# WHAT TO PRODUCE
Transcribe everything in the data word for word. Pictures are left out.

# INFORMATION SHOWN

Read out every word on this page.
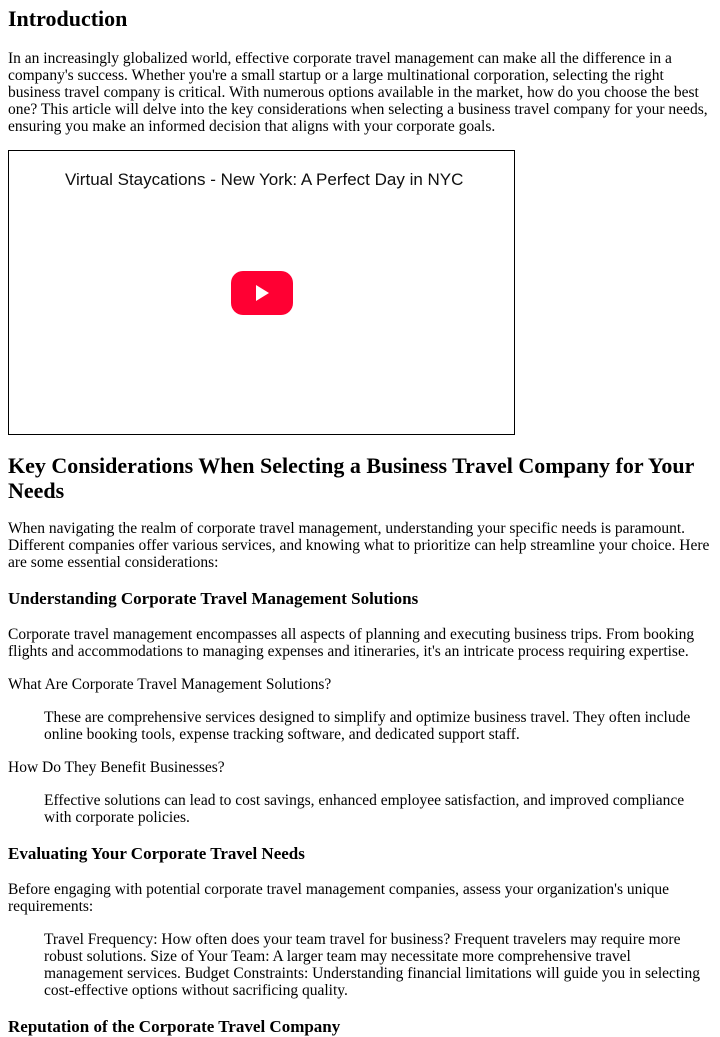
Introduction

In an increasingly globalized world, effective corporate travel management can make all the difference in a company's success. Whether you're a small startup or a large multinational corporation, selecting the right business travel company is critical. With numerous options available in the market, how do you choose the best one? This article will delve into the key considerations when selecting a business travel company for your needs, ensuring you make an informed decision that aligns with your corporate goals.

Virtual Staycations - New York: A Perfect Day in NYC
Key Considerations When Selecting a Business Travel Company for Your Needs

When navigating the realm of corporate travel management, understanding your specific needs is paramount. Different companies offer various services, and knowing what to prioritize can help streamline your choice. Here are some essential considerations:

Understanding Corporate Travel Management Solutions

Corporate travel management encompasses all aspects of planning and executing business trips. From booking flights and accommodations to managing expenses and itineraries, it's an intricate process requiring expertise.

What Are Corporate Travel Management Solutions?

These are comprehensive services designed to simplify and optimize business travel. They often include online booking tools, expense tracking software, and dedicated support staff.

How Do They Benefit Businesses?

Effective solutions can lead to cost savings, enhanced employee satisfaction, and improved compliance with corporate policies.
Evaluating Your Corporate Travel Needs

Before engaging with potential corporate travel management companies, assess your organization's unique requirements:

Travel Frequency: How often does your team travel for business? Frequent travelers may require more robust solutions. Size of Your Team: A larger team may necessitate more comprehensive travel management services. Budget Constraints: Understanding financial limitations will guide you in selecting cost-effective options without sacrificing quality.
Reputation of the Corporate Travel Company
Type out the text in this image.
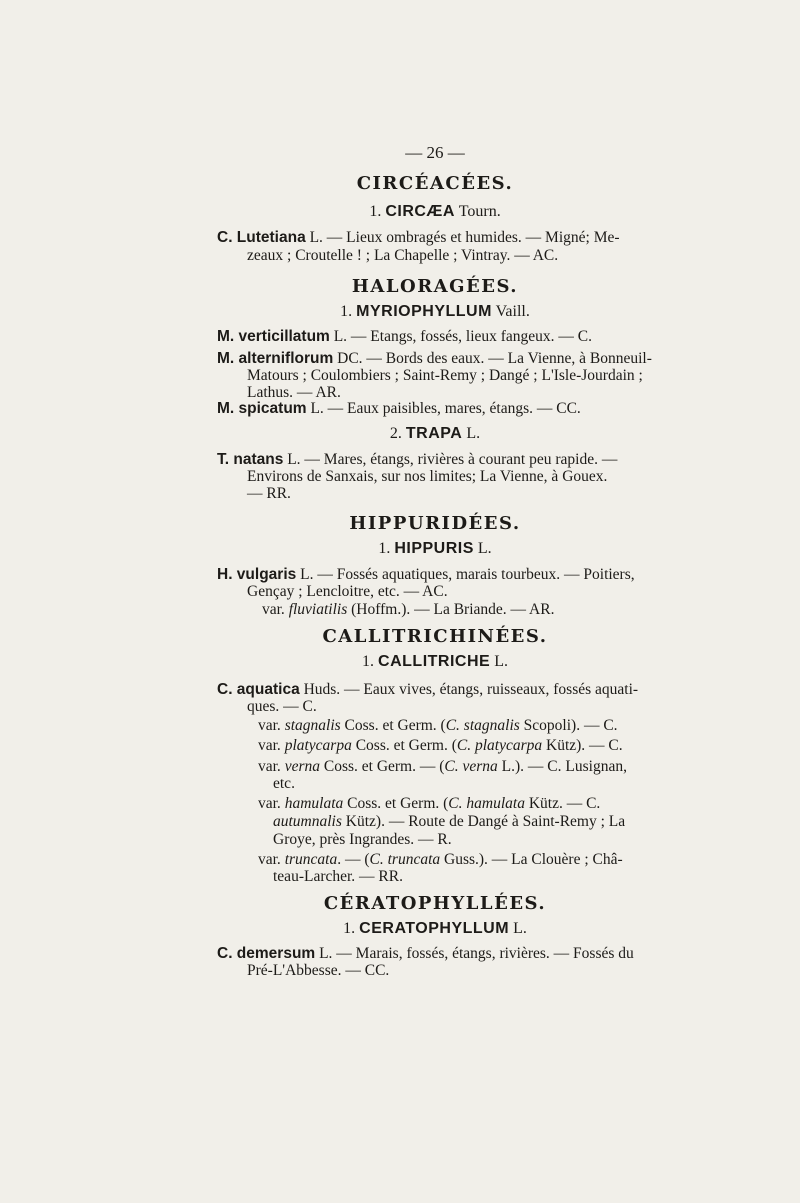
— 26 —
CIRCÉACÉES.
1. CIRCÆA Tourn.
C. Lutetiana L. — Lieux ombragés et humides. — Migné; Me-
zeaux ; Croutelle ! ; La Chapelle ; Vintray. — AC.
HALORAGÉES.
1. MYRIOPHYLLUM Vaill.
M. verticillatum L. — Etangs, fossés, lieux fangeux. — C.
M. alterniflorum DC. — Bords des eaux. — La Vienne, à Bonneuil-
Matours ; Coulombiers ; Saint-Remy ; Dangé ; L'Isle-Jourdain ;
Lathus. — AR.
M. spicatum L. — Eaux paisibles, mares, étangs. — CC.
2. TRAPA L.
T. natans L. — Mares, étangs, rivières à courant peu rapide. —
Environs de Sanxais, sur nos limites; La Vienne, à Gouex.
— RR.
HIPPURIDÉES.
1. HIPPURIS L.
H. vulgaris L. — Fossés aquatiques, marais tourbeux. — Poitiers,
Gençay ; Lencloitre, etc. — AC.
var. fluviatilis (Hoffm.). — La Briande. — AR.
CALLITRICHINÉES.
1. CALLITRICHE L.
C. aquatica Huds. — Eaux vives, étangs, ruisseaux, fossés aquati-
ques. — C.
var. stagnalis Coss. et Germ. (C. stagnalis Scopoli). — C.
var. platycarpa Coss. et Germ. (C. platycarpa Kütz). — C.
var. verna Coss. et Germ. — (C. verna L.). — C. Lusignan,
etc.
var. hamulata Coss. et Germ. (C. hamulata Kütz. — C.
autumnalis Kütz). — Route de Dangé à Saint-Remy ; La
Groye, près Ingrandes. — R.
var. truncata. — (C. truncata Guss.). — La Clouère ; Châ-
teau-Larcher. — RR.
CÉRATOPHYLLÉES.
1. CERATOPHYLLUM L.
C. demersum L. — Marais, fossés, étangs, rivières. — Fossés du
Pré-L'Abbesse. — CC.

# SOLUTION TO THE EXERCISE
Read out every word on this page.
Introduction

In an increasingly globalized world, effective corporate travel management can make all the difference in a company's success. Whether you're a small startup or a large multinational corporation, selecting the right business travel company is critical. With numerous options available in the market, how do you choose the best one? This article will delve into the key considerations when selecting a business travel company for your needs, ensuring you make an informed decision that aligns with your corporate goals.

Virtual Staycations - New York: A Perfect Day in NYC
Key Considerations When Selecting a Business Travel Company for Your Needs

When navigating the realm of corporate travel management, understanding your specific needs is paramount. Different companies offer various services, and knowing what to prioritize can help streamline your choice. Here are some essential considerations:

Understanding Corporate Travel Management Solutions

Corporate travel management encompasses all aspects of planning and executing business trips. From booking flights and accommodations to managing expenses and itineraries, it's an intricate process requiring expertise.

What Are Corporate Travel Management Solutions?

These are comprehensive services designed to simplify and optimize business travel. They often include online booking tools, expense tracking software, and dedicated support staff.

How Do They Benefit Businesses?

Effective solutions can lead to cost savings, enhanced employee satisfaction, and improved compliance with corporate policies.
Evaluating Your Corporate Travel Needs

Before engaging with potential corporate travel management companies, assess your organization's unique requirements:

Travel Frequency: How often does your team travel for business? Frequent travelers may require more robust solutions. Size of Your Team: A larger team may necessitate more comprehensive travel management services. Budget Constraints: Understanding financial limitations will guide you in selecting cost-effective options without sacrificing quality.
Reputation of the Corporate Travel Company
Type out the text in this image.
— 26 —
CIRCÉACÉES.
1. CIRCÆA Tourn.
C. Lutetiana L. — Lieux ombragés et humides. — Migné; Me-
zeaux ; Croutelle ! ; La Chapelle ; Vintray. — AC.
HALORAGÉES.
1. MYRIOPHYLLUM Vaill.
M. verticillatum L. — Etangs, fossés, lieux fangeux. — C.
M. alterniflorum DC. — Bords des eaux. — La Vienne, à Bonneuil-
Matours ; Coulombiers ; Saint-Remy ; Dangé ; L'Isle-Jourdain ;
Lathus. — AR.
M. spicatum L. — Eaux paisibles, mares, étangs. — CC.
2. TRAPA L.
T. natans L. — Mares, étangs, rivières à courant peu rapide. —
Environs de Sanxais, sur nos limites; La Vienne, à Gouex.
— RR.
HIPPURIDÉES.
1. HIPPURIS L.
H. vulgaris L. — Fossés aquatiques, marais tourbeux. — Poitiers,
Gençay ; Lencloitre, etc. — AC.
var. fluviatilis (Hoffm.). — La Briande. — AR.
CALLITRICHINÉES.
1. CALLITRICHE L.
C. aquatica Huds. — Eaux vives, étangs, ruisseaux, fossés aquati-
ques. — C.
var. stagnalis Coss. et Germ. (C. stagnalis Scopoli). — C.
var. platycarpa Coss. et Germ. (C. platycarpa Kütz). — C.
var. verna Coss. et Germ. — (C. verna L.). — C. Lusignan,
etc.
var. hamulata Coss. et Germ. (C. hamulata Kütz. — C.
autumnalis Kütz). — Route de Dangé à Saint-Remy ; La
Groye, près Ingrandes. — R.
var. truncata. — (C. truncata Guss.). — La Clouère ; Châ-
teau-Larcher. — RR.
CÉRATOPHYLLÉES.
1. CERATOPHYLLUM L.
C. demersum L. — Marais, fossés, étangs, rivières. — Fossés du
Pré-L'Abbesse. — CC.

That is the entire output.